-- begin RECORDS FOR THIS TASK --
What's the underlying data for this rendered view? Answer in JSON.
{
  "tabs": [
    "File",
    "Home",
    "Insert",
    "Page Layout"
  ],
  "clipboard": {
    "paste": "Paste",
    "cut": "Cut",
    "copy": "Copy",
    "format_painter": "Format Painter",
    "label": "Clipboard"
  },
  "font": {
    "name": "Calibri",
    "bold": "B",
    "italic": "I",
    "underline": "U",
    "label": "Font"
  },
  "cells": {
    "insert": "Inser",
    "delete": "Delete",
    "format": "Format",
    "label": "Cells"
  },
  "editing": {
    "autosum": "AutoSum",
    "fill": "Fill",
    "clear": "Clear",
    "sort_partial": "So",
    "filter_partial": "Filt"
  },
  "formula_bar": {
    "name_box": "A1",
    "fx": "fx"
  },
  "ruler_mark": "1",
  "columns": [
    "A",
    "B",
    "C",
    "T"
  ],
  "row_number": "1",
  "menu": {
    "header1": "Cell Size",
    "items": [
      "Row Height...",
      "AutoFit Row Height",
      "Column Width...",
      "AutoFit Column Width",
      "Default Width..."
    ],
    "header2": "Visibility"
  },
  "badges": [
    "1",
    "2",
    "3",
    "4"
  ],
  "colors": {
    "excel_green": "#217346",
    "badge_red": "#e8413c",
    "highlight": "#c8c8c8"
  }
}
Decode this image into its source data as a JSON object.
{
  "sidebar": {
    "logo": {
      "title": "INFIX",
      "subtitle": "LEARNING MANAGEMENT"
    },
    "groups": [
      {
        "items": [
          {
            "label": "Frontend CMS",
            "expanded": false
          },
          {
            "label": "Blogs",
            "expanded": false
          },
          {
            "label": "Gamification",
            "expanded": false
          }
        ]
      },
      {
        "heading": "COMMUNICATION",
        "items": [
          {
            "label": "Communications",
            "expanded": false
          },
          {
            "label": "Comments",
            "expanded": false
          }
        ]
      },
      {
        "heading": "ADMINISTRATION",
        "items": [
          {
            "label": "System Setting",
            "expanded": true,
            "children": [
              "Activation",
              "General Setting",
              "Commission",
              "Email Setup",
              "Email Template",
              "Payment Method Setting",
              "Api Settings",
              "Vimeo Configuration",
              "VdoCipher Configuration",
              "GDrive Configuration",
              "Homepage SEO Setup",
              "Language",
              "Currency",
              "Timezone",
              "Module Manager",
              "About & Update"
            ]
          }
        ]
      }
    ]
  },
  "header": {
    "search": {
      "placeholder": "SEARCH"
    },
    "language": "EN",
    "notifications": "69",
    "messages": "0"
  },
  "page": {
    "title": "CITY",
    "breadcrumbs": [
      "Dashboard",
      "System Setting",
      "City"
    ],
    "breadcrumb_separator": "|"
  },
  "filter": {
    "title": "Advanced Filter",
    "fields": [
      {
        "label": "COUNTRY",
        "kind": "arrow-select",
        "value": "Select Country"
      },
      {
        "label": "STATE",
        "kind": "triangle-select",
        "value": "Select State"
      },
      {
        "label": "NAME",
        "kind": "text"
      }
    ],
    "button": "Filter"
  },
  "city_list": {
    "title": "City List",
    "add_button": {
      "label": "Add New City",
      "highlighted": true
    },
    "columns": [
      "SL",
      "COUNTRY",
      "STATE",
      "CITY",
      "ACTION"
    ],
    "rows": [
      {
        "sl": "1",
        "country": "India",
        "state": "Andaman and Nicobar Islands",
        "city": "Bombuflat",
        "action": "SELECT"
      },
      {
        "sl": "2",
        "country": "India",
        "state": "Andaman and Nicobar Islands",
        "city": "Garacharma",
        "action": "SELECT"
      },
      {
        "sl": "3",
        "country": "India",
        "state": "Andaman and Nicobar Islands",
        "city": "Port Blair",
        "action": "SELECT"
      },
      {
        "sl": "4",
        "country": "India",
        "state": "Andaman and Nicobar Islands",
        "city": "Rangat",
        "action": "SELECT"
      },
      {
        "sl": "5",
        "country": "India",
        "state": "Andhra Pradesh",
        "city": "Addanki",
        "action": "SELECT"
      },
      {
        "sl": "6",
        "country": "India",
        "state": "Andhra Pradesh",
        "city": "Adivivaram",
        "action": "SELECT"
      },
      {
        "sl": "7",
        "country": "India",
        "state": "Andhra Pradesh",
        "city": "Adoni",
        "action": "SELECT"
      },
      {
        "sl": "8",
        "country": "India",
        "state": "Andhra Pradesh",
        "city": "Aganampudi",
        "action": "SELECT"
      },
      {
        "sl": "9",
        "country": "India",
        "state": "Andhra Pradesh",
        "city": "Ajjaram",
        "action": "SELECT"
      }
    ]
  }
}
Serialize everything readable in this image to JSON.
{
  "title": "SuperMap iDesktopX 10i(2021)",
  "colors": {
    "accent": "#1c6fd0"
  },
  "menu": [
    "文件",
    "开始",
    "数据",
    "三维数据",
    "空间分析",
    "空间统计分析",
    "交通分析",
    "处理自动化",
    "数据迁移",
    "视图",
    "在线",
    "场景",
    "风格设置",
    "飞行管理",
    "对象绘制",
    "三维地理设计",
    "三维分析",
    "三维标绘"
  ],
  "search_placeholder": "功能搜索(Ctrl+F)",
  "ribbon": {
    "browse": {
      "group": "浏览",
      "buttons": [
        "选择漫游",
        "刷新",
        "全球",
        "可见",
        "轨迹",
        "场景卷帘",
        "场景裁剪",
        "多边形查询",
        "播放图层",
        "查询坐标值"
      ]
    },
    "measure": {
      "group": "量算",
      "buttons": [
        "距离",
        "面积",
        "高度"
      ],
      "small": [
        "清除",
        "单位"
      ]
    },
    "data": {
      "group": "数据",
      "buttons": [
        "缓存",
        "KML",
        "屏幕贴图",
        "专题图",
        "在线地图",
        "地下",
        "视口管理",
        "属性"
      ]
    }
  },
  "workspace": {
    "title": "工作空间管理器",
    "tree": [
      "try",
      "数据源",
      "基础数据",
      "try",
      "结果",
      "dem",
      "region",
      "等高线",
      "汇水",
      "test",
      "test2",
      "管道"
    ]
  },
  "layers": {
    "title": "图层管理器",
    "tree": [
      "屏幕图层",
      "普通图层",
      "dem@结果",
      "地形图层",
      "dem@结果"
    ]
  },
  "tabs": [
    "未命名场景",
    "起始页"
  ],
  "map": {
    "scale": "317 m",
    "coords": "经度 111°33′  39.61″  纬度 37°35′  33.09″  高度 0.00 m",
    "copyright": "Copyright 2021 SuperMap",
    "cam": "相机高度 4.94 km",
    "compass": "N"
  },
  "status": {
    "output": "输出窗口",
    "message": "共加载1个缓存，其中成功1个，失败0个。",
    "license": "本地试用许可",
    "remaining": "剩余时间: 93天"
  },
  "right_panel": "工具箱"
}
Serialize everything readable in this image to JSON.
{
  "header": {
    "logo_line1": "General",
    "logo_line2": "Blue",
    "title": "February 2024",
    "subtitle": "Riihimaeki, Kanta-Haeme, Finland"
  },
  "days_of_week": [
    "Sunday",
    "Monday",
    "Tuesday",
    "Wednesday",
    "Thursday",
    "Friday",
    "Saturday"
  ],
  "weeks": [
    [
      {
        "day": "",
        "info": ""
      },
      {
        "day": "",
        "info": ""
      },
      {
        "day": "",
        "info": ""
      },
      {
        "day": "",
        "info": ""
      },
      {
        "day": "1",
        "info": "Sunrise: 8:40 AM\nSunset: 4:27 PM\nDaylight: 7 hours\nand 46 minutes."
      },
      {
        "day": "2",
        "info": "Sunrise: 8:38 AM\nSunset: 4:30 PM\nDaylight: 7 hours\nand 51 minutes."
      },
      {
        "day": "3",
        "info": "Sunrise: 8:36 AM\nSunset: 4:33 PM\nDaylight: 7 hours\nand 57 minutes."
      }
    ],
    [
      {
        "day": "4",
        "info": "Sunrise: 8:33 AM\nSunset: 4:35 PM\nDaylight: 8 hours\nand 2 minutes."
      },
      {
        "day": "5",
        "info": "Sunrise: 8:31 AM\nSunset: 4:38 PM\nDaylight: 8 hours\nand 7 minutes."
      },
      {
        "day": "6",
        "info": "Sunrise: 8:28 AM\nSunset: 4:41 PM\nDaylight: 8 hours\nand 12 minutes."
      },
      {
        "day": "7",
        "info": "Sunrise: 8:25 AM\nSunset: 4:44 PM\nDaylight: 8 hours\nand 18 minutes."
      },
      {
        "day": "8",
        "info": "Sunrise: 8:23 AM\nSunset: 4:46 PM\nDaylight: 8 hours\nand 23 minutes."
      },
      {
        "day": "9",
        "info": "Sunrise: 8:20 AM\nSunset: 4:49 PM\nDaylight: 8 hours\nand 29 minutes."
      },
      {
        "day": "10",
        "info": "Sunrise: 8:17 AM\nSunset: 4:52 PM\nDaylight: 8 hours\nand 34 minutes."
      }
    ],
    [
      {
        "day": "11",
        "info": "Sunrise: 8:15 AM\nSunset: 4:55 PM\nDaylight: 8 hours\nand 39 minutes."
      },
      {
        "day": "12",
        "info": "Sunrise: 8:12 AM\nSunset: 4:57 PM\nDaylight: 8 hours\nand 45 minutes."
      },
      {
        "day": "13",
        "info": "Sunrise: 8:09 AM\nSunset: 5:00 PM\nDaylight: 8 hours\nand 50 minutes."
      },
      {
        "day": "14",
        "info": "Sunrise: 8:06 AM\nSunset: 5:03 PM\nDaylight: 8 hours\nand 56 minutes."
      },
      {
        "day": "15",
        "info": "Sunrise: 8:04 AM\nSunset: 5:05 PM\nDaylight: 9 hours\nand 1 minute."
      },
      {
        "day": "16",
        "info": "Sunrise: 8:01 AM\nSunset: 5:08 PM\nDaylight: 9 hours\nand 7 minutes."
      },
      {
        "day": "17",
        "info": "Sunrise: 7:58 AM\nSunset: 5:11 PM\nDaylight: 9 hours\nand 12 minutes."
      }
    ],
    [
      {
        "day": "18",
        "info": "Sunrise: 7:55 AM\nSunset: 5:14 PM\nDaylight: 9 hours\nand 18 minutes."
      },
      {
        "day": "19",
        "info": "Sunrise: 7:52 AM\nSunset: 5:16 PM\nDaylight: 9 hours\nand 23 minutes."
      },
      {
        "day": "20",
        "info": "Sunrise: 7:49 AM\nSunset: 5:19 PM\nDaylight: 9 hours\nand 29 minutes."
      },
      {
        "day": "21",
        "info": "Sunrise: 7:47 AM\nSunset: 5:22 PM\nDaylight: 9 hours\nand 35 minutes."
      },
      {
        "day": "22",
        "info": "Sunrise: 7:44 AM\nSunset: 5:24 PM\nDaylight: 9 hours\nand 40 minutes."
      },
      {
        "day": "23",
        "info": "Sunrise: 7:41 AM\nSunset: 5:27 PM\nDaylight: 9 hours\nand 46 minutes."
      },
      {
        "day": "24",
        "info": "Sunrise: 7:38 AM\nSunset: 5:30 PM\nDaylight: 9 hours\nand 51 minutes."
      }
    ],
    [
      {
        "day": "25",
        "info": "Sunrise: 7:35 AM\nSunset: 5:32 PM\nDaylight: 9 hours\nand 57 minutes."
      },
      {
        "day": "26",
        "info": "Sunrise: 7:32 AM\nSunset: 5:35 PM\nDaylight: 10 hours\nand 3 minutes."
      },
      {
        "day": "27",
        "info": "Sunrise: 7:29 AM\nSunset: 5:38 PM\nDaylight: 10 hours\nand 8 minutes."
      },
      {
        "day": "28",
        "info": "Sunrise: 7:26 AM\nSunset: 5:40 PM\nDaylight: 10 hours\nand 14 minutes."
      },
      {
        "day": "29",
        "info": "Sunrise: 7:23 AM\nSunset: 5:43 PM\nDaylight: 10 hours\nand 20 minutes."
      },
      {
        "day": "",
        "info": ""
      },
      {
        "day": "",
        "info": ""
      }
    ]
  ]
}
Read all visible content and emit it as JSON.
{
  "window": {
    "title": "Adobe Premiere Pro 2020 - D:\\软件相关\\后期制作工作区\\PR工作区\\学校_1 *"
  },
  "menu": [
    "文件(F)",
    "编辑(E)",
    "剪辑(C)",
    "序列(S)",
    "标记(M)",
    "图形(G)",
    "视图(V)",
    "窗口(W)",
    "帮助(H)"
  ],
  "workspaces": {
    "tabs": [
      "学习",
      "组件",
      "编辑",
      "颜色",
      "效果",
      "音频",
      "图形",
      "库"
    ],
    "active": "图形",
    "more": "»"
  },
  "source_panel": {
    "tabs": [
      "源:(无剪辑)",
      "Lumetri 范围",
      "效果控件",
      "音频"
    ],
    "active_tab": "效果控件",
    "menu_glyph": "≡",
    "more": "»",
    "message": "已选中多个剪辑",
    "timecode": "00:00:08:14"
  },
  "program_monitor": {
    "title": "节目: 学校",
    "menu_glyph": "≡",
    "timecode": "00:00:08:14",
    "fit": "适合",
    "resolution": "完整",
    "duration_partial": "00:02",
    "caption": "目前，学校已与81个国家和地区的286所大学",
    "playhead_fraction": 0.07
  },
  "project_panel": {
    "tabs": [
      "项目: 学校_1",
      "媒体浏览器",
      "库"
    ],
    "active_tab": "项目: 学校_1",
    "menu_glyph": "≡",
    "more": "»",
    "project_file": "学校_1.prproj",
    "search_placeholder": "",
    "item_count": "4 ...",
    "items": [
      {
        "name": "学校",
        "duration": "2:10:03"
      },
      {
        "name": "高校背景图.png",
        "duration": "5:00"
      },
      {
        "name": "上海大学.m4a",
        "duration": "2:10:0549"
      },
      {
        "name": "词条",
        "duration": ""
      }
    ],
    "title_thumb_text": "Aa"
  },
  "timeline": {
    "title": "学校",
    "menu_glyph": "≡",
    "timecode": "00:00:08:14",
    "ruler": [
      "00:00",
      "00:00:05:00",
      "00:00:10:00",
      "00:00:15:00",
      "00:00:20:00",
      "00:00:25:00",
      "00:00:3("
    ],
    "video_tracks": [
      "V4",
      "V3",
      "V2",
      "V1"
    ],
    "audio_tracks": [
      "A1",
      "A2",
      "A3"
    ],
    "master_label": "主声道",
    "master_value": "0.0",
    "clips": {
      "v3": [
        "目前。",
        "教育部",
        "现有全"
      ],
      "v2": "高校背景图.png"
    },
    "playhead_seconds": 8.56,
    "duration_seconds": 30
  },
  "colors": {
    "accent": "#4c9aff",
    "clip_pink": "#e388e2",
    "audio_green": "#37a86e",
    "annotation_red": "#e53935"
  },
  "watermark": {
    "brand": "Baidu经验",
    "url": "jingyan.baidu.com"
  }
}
-- end RECORDS FOR THIS TASK --
WHAT THIS TASK INVOLVES: Which lines above contain the word "heading"? Copy each of them.

EXERCISE OUTPUT:
        "heading": "COMMUNICATION",
        "heading": "ADMINISTRATION",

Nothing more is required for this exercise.